:: WRITTEN INSTRUCTION ::
Transcribe all of the material exactly, except for its pictures.

:: DATA SUPPLIED ::
————————

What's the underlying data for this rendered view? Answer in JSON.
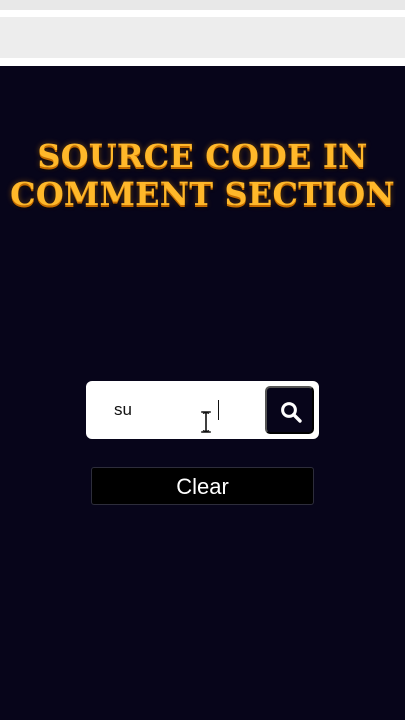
{
  "title": {
    "line1": "SOURCE CODE IN",
    "line2": "COMMENT SECTION"
  },
  "search": {
    "value": "su"
  },
  "buttons": {
    "clear_label": "Clear"
  },
  "icons": {
    "search": "search-icon",
    "text_cursor": "i-beam-cursor-icon"
  },
  "colors": {
    "background": "#07051a",
    "title": "#ffb82a",
    "title_shadow": "#c46b00",
    "input_background": "#ffffff",
    "button_background": "#07051a",
    "clear_border": "#2d2d3b"
  }
}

————————

:: CORRECT ANSWER ::
What's the underlying data for this rendered view? Answer in JSON.
{
  "title": {
    "line1": "SOURCE CODE IN",
    "line2": "COMMENT SECTION"
  },
  "search": {
    "value": "su"
  },
  "buttons": {
    "clear_label": "Clear"
  },
  "icons": {
    "search": "search-icon",
    "text_cursor": "i-beam-cursor-icon"
  },
  "colors": {
    "background": "#07051a",
    "title": "#ffb82a",
    "title_shadow": "#c46b00",
    "input_background": "#ffffff",
    "button_background": "#07051a",
    "clear_border": "#2d2d3b"
  }
}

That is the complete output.